(To do): Each line of the listing that contains the word "shown" is to be copied.

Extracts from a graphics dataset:
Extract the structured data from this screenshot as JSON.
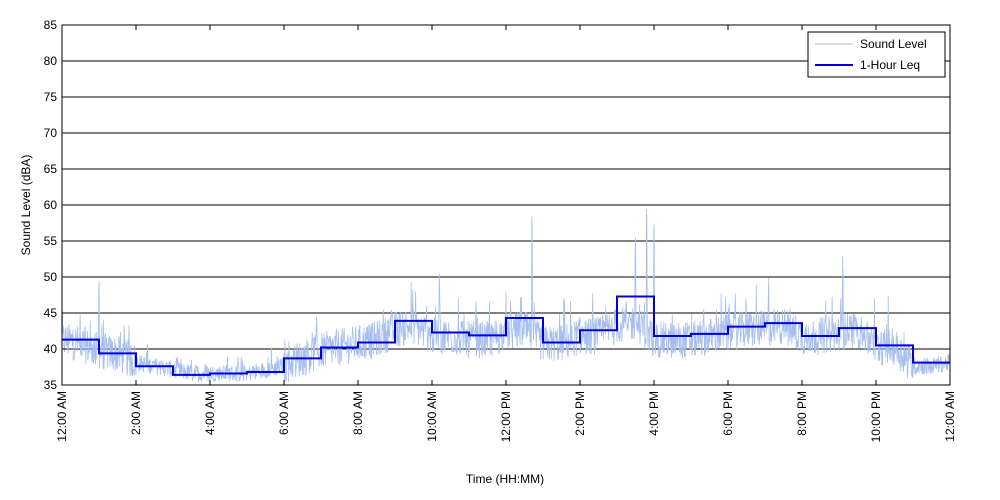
{
  "chart_data": {
    "type": "line",
    "title": "",
    "xlabel": "Time (HH:MM)",
    "ylabel": "Sound Level (dBA)",
    "xlim": [
      0,
      24
    ],
    "ylim": [
      35,
      85
    ],
    "y_ticks": [
      35,
      40,
      45,
      50,
      55,
      60,
      65,
      70,
      75,
      80,
      85
    ],
    "x_tick_hours": [
      0,
      2,
      4,
      6,
      8,
      10,
      12,
      14,
      16,
      18,
      20,
      22,
      24
    ],
    "x_tick_labels": [
      "12:00 AM",
      "2:00 AM",
      "4:00 AM",
      "6:00 AM",
      "8:00 AM",
      "10:00 AM",
      "12:00 PM",
      "2:00 PM",
      "4:00 PM",
      "6:00 PM",
      "8:00 PM",
      "10:00 PM",
      "12:00 AM"
    ],
    "grid": "horizontal",
    "legend_position": "top-right",
    "legend": [
      "Sound Level",
      "1-Hour Leq"
    ],
    "colors": {
      "sound_level": "#a7bff0",
      "leq": "#0000dd"
    },
    "series": [
      {
        "name": "Sound Level",
        "style": "thin line",
        "x": [
          0,
          0.5,
          1,
          1.5,
          2,
          2.5,
          3,
          3.5,
          4,
          4.5,
          5,
          5.5,
          6,
          6.5,
          7,
          7.5,
          8,
          8.5,
          9,
          9.5,
          10,
          10.5,
          11,
          11.5,
          12,
          12.5,
          13,
          13.5,
          14,
          14.5,
          15,
          15.5,
          16,
          16.5,
          17,
          17.5,
          18,
          18.5,
          19,
          19.5,
          20,
          20.5,
          21,
          21.5,
          22,
          22.5,
          23,
          23.5,
          24
        ],
        "y": [
          41,
          40.5,
          39.5,
          39,
          38,
          37.5,
          37,
          36.5,
          36.5,
          36.5,
          36.5,
          37,
          37.5,
          38.5,
          39.5,
          40,
          40.5,
          41,
          42.5,
          43,
          41.5,
          41.5,
          41,
          41,
          42,
          42.5,
          40.5,
          40.5,
          41.5,
          41.5,
          43,
          43.5,
          41,
          41,
          41,
          41.5,
          42,
          42.5,
          42.5,
          43,
          41.5,
          41.5,
          42,
          42.5,
          40,
          40,
          37.5,
          37.5,
          38
        ],
        "peaks": [
          {
            "x": 1.0,
            "y": 50.5
          },
          {
            "x": 10.2,
            "y": 50.5
          },
          {
            "x": 12.7,
            "y": 59
          },
          {
            "x": 15.5,
            "y": 56
          },
          {
            "x": 15.8,
            "y": 60.5
          },
          {
            "x": 16.0,
            "y": 58.5
          },
          {
            "x": 19.1,
            "y": 50.5
          },
          {
            "x": 21.1,
            "y": 53.5
          }
        ]
      },
      {
        "name": "1-Hour Leq",
        "style": "step",
        "hours": [
          0,
          1,
          2,
          3,
          4,
          5,
          6,
          7,
          8,
          9,
          10,
          11,
          12,
          13,
          14,
          15,
          16,
          17,
          18,
          19,
          20,
          21,
          22,
          23
        ],
        "values": [
          41.3,
          39.4,
          37.6,
          36.4,
          36.6,
          36.8,
          38.7,
          40.2,
          40.9,
          43.9,
          42.3,
          41.9,
          44.3,
          40.9,
          42.6,
          47.3,
          41.8,
          42.1,
          43.1,
          43.6,
          41.8,
          42.9,
          40.5,
          38.1
        ]
      }
    ]
  }
}
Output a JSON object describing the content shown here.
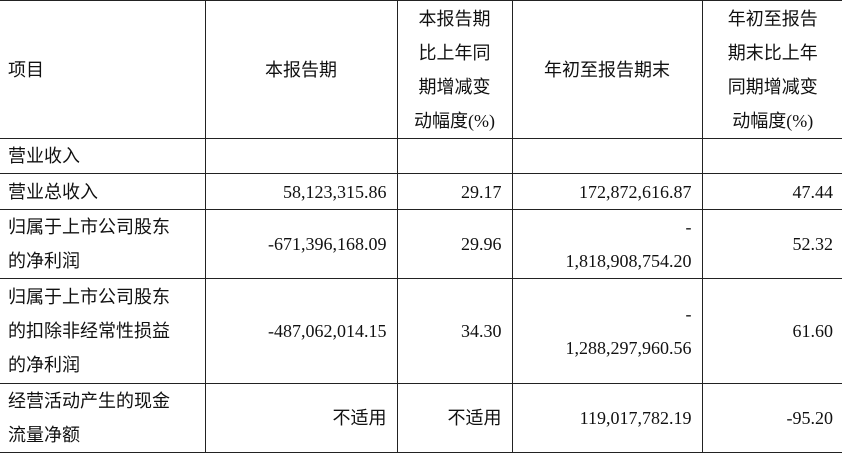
{
  "header": {
    "item": "项目",
    "current_period": "本报告期",
    "current_change": [
      "本报告期",
      "比上年同",
      "期增减变",
      "动幅度(%)"
    ],
    "ytd": "年初至报告期末",
    "ytd_change": [
      "年初至报告",
      "期末比上年",
      "同期增减变",
      "动幅度(%)"
    ]
  },
  "rows": [
    {
      "item": [
        "营业收入"
      ],
      "current": "",
      "current_change": "",
      "ytd": [],
      "ytd_change": ""
    },
    {
      "item": [
        "营业总收入"
      ],
      "current": "58,123,315.86",
      "current_change": "29.17",
      "ytd": [
        "172,872,616.87"
      ],
      "ytd_change": "47.44"
    },
    {
      "item": [
        "归属于上市公司股东",
        "的净利润"
      ],
      "current": "-671,396,168.09",
      "current_change": "29.96",
      "ytd": [
        "-",
        "1,818,908,754.20"
      ],
      "ytd_change": "52.32"
    },
    {
      "item": [
        "归属于上市公司股东",
        "的扣除非经常性损益",
        "的净利润"
      ],
      "current": "-487,062,014.15",
      "current_change": "34.30",
      "ytd": [
        "-",
        "1,288,297,960.56"
      ],
      "ytd_change": "61.60"
    },
    {
      "item": [
        "经营活动产生的现金",
        "流量净额"
      ],
      "current": "不适用",
      "current_change": "不适用",
      "ytd": [
        "119,017,782.19"
      ],
      "ytd_change": "-95.20"
    }
  ]
}
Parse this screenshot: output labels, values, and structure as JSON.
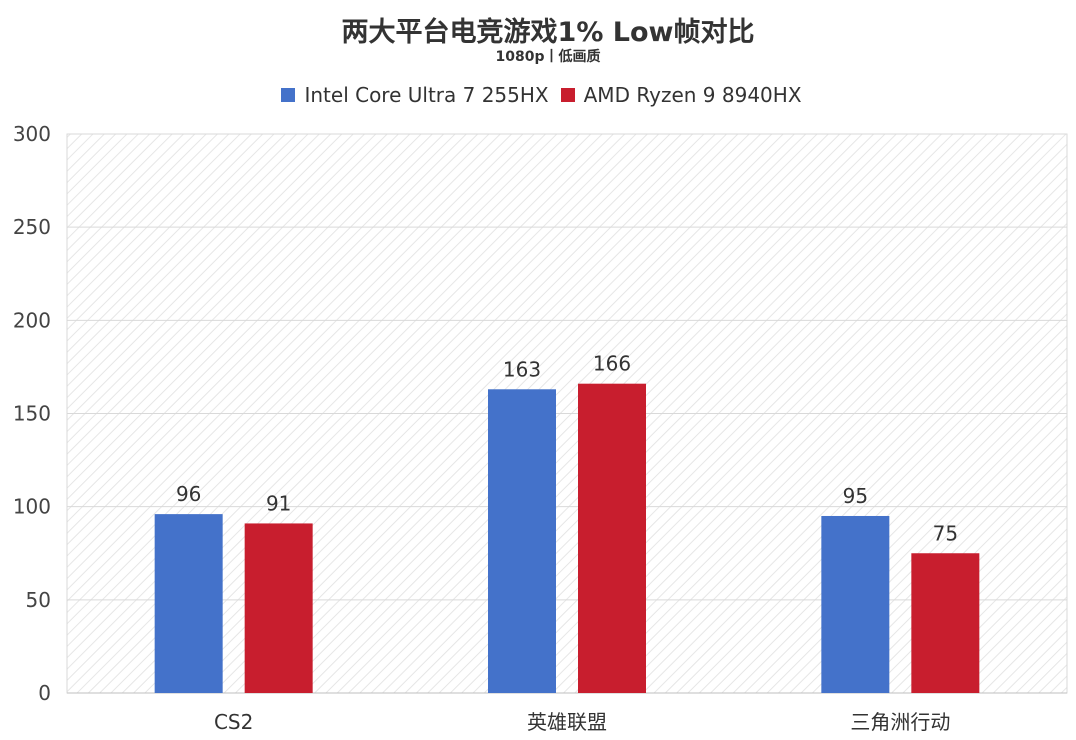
{
  "chart_data": {
    "type": "bar",
    "title": "两大平台电竞游戏1% Low帧对比",
    "subtitle": "1080p丨低画质",
    "categories": [
      "CS2",
      "英雄联盟",
      "三角洲行动"
    ],
    "series": [
      {
        "name": "Intel Core Ultra 7 255HX",
        "color": "#4472CA",
        "values": [
          96,
          163,
          95
        ]
      },
      {
        "name": "AMD Ryzen 9 8940HX",
        "color": "#C81E2E",
        "values": [
          91,
          166,
          75
        ]
      }
    ],
    "ylim": [
      0,
      300
    ],
    "yticks": [
      0,
      50,
      100,
      150,
      200,
      250,
      300
    ],
    "grid": true,
    "legend_position": "top"
  }
}
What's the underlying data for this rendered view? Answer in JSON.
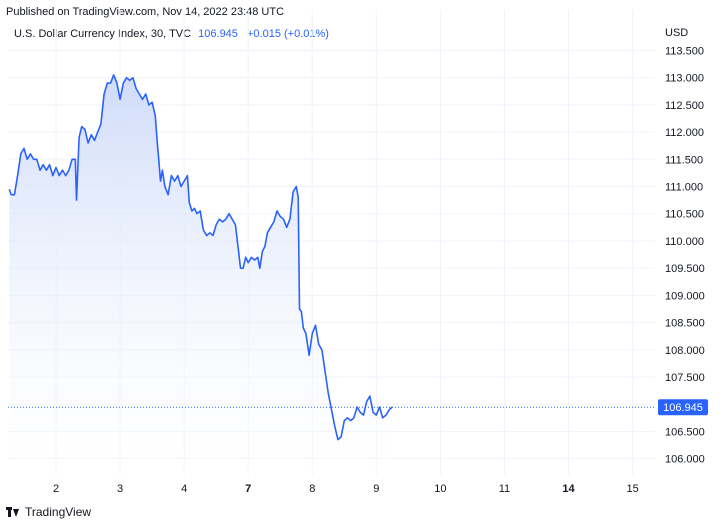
{
  "header": {
    "published": "Published on TradingView.com, Nov 14, 2022 23:48 UTC"
  },
  "symbol": {
    "title": "U.S. Dollar Currency Index, 30, TVC",
    "price": "106.945",
    "change": "+0.015 (+0.01%)"
  },
  "footer": {
    "brand": "TradingView"
  },
  "colors": {
    "line": "#2962ff",
    "fill_top": "#c9d7f8",
    "fill_bottom": "#ffffff",
    "grid": "#f0f3fa",
    "last_label_bg": "#2962ff"
  },
  "chart_data": {
    "type": "area",
    "currency": "USD",
    "last_value": 106.945,
    "last_label": "106.945",
    "ylim": [
      105.7,
      113.6
    ],
    "y_ticks": [
      "106.000",
      "106.500",
      "107.000",
      "107.500",
      "108.000",
      "108.500",
      "109.000",
      "109.500",
      "110.000",
      "110.500",
      "111.000",
      "111.500",
      "112.000",
      "112.500",
      "113.000",
      "113.500"
    ],
    "x_ticks": [
      {
        "label": "2",
        "x": 1.5,
        "bold": false
      },
      {
        "label": "3",
        "x": 2.5,
        "bold": false
      },
      {
        "label": "4",
        "x": 3.5,
        "bold": false
      },
      {
        "label": "7",
        "x": 4.5,
        "bold": true
      },
      {
        "label": "8",
        "x": 5.5,
        "bold": false
      },
      {
        "label": "9",
        "x": 6.5,
        "bold": false
      },
      {
        "label": "10",
        "x": 7.5,
        "bold": false
      },
      {
        "label": "11",
        "x": 8.5,
        "bold": false
      },
      {
        "label": "14",
        "x": 9.5,
        "bold": true
      },
      {
        "label": "15",
        "x": 10.5,
        "bold": false
      }
    ],
    "xlim": [
      0.75,
      10.85
    ],
    "series": [
      {
        "points": [
          [
            0.77,
            110.95
          ],
          [
            0.8,
            110.85
          ],
          [
            0.85,
            110.85
          ],
          [
            0.9,
            111.2
          ],
          [
            0.95,
            111.6
          ],
          [
            1.0,
            111.7
          ],
          [
            1.05,
            111.5
          ],
          [
            1.1,
            111.6
          ],
          [
            1.15,
            111.5
          ],
          [
            1.2,
            111.5
          ],
          [
            1.25,
            111.3
          ],
          [
            1.3,
            111.4
          ],
          [
            1.35,
            111.3
          ],
          [
            1.4,
            111.4
          ],
          [
            1.45,
            111.2
          ],
          [
            1.5,
            111.35
          ],
          [
            1.55,
            111.2
          ],
          [
            1.6,
            111.3
          ],
          [
            1.65,
            111.2
          ],
          [
            1.7,
            111.3
          ],
          [
            1.75,
            111.5
          ],
          [
            1.8,
            111.5
          ],
          [
            1.82,
            110.75
          ],
          [
            1.86,
            111.9
          ],
          [
            1.9,
            112.1
          ],
          [
            1.95,
            112.05
          ],
          [
            2.0,
            111.8
          ],
          [
            2.05,
            111.95
          ],
          [
            2.1,
            111.85
          ],
          [
            2.15,
            112.0
          ],
          [
            2.2,
            112.15
          ],
          [
            2.25,
            112.7
          ],
          [
            2.3,
            112.9
          ],
          [
            2.35,
            112.9
          ],
          [
            2.4,
            113.05
          ],
          [
            2.45,
            112.9
          ],
          [
            2.5,
            112.6
          ],
          [
            2.55,
            112.9
          ],
          [
            2.6,
            113.0
          ],
          [
            2.65,
            112.95
          ],
          [
            2.7,
            113.0
          ],
          [
            2.75,
            112.8
          ],
          [
            2.8,
            112.7
          ],
          [
            2.85,
            112.6
          ],
          [
            2.9,
            112.7
          ],
          [
            2.95,
            112.5
          ],
          [
            3.0,
            112.55
          ],
          [
            3.05,
            112.3
          ],
          [
            3.08,
            111.8
          ],
          [
            3.1,
            111.55
          ],
          [
            3.13,
            111.1
          ],
          [
            3.16,
            111.3
          ],
          [
            3.2,
            111.0
          ],
          [
            3.25,
            110.85
          ],
          [
            3.3,
            111.2
          ],
          [
            3.35,
            111.1
          ],
          [
            3.4,
            111.2
          ],
          [
            3.45,
            111.0
          ],
          [
            3.5,
            111.1
          ],
          [
            3.55,
            111.2
          ],
          [
            3.58,
            110.7
          ],
          [
            3.62,
            110.55
          ],
          [
            3.66,
            110.6
          ],
          [
            3.7,
            110.5
          ],
          [
            3.75,
            110.55
          ],
          [
            3.8,
            110.2
          ],
          [
            3.85,
            110.1
          ],
          [
            3.9,
            110.15
          ],
          [
            3.95,
            110.1
          ],
          [
            4.0,
            110.3
          ],
          [
            4.05,
            110.4
          ],
          [
            4.1,
            110.35
          ],
          [
            4.15,
            110.4
          ],
          [
            4.2,
            110.5
          ],
          [
            4.25,
            110.4
          ],
          [
            4.3,
            110.3
          ],
          [
            4.34,
            109.9
          ],
          [
            4.38,
            109.5
          ],
          [
            4.42,
            109.5
          ],
          [
            4.46,
            109.7
          ],
          [
            4.5,
            109.6
          ],
          [
            4.55,
            109.7
          ],
          [
            4.6,
            109.65
          ],
          [
            4.65,
            109.7
          ],
          [
            4.68,
            109.5
          ],
          [
            4.72,
            109.8
          ],
          [
            4.76,
            109.9
          ],
          [
            4.8,
            110.15
          ],
          [
            4.85,
            110.25
          ],
          [
            4.9,
            110.35
          ],
          [
            4.95,
            110.55
          ],
          [
            5.0,
            110.45
          ],
          [
            5.05,
            110.4
          ],
          [
            5.1,
            110.25
          ],
          [
            5.15,
            110.4
          ],
          [
            5.2,
            110.9
          ],
          [
            5.25,
            111.0
          ],
          [
            5.28,
            110.8
          ],
          [
            5.3,
            108.75
          ],
          [
            5.33,
            108.7
          ],
          [
            5.36,
            108.4
          ],
          [
            5.4,
            108.3
          ],
          [
            5.45,
            107.9
          ],
          [
            5.5,
            108.3
          ],
          [
            5.55,
            108.45
          ],
          [
            5.6,
            108.1
          ],
          [
            5.65,
            108.0
          ],
          [
            5.7,
            107.6
          ],
          [
            5.75,
            107.2
          ],
          [
            5.8,
            106.9
          ],
          [
            5.85,
            106.6
          ],
          [
            5.9,
            106.35
          ],
          [
            5.95,
            106.4
          ],
          [
            6.0,
            106.7
          ],
          [
            6.05,
            106.75
          ],
          [
            6.1,
            106.7
          ],
          [
            6.15,
            106.75
          ],
          [
            6.2,
            106.95
          ],
          [
            6.25,
            106.85
          ],
          [
            6.3,
            106.8
          ],
          [
            6.35,
            107.05
          ],
          [
            6.4,
            107.15
          ],
          [
            6.45,
            106.85
          ],
          [
            6.5,
            106.8
          ],
          [
            6.55,
            106.95
          ],
          [
            6.6,
            106.75
          ],
          [
            6.65,
            106.8
          ],
          [
            6.7,
            106.9
          ],
          [
            6.75,
            106.95
          ]
        ]
      }
    ]
  }
}
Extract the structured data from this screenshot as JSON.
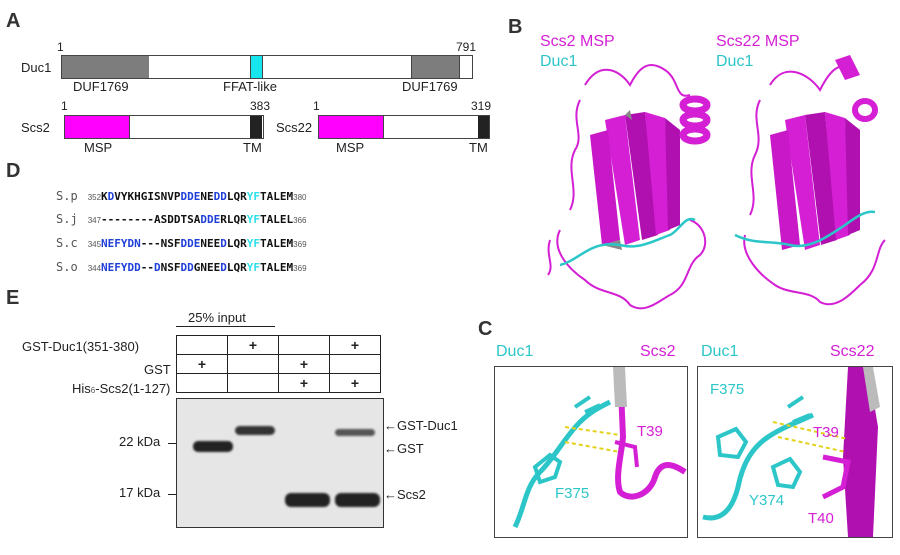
{
  "panels": {
    "A": "A",
    "B": "B",
    "C": "C",
    "D": "D",
    "E": "E"
  },
  "panel_a": {
    "duc1": {
      "name": "Duc1",
      "start": "1",
      "end": "791",
      "domain_left": "DUF1769",
      "domain_mid": "FFAT-like",
      "domain_right": "DUF1769"
    },
    "scs2": {
      "name": "Scs2",
      "start": "1",
      "end": "383",
      "domain": "MSP",
      "tm": "TM"
    },
    "scs22": {
      "name": "Scs22",
      "start": "1",
      "end": "319",
      "domain": "MSP",
      "tm": "TM"
    },
    "colors": {
      "duf": "#7d7d7d",
      "ffat": "#17e6ef",
      "msp": "#ff00ff",
      "tm": "#222222"
    }
  },
  "panel_b": {
    "left_title": "Scs2 MSP",
    "left_sub": "Duc1",
    "right_title": "Scs22 MSP",
    "right_sub": "Duc1",
    "colors": {
      "magenta": "#d41fd4",
      "cyan": "#2cc6c9"
    }
  },
  "panel_c": {
    "left": {
      "a": "Duc1",
      "b": "Scs2",
      "res1": "T39",
      "res2": "F375"
    },
    "right": {
      "a": "Duc1",
      "b": "Scs22",
      "res1": "F375",
      "res2": "T39",
      "res3": "Y374",
      "res4": "T40"
    }
  },
  "panel_d": {
    "rows": [
      {
        "org": "S.p",
        "start": "352",
        "end": "380",
        "segments": [
          [
            "K",
            "k"
          ],
          [
            "D",
            "b"
          ],
          [
            "VYKHGISNVP",
            "k"
          ],
          [
            "DDE",
            "b"
          ],
          [
            "NE",
            "k"
          ],
          [
            "DD",
            "b"
          ],
          [
            "LQR",
            "k"
          ],
          [
            "YF",
            "c"
          ],
          [
            "TALEM",
            "k"
          ]
        ]
      },
      {
        "org": "S.j",
        "start": "347",
        "end": "366",
        "segments": [
          [
            "--------ASDDTSA",
            "k"
          ],
          [
            "DDE",
            "b"
          ],
          [
            "RLQR",
            "k"
          ],
          [
            "YF",
            "c"
          ],
          [
            "TALEL",
            "k"
          ]
        ]
      },
      {
        "org": "S.c",
        "start": "345",
        "end": "369",
        "segments": [
          [
            "NEFY",
            "b"
          ],
          [
            "DN",
            "b"
          ],
          [
            "---NSF",
            "k"
          ],
          [
            "DDE",
            "b"
          ],
          [
            "NEE",
            "k"
          ],
          [
            "D",
            "b"
          ],
          [
            "LQR",
            "k"
          ],
          [
            "YF",
            "c"
          ],
          [
            "TALEM",
            "k"
          ]
        ]
      },
      {
        "org": "S.o",
        "start": "344",
        "end": "369",
        "segments": [
          [
            "NEFY",
            "b"
          ],
          [
            "DD",
            "b"
          ],
          [
            "--",
            "k"
          ],
          [
            "D",
            "b"
          ],
          [
            "NSF",
            "k"
          ],
          [
            "DD",
            "b"
          ],
          [
            "GNEE",
            "k"
          ],
          [
            "D",
            "b"
          ],
          [
            "LQR",
            "k"
          ],
          [
            "YF",
            "c"
          ],
          [
            "TALEM",
            "k"
          ]
        ]
      }
    ]
  },
  "panel_e": {
    "input_label": "25% input",
    "row_labels": [
      "GST-Duc1(351-380)",
      "GST",
      "His6-Scs2(1-127)"
    ],
    "row1": [
      "",
      "+",
      "",
      "+"
    ],
    "row2": [
      "+",
      "",
      "+",
      ""
    ],
    "row3": [
      "",
      "",
      "+",
      "+"
    ],
    "mw_labels": [
      "22 kDa",
      "17 kDa"
    ],
    "band_labels": [
      "←GST-Duc1",
      "←GST",
      "←Scs2"
    ]
  }
}
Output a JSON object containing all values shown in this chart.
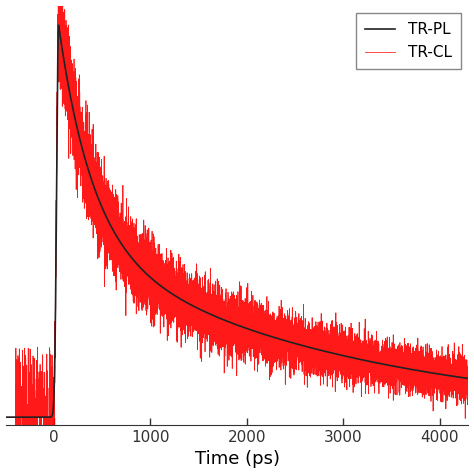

(Exercise output):
Output a JSON object describing the content shown here.
Output a JSON object containing all values shown in this chart.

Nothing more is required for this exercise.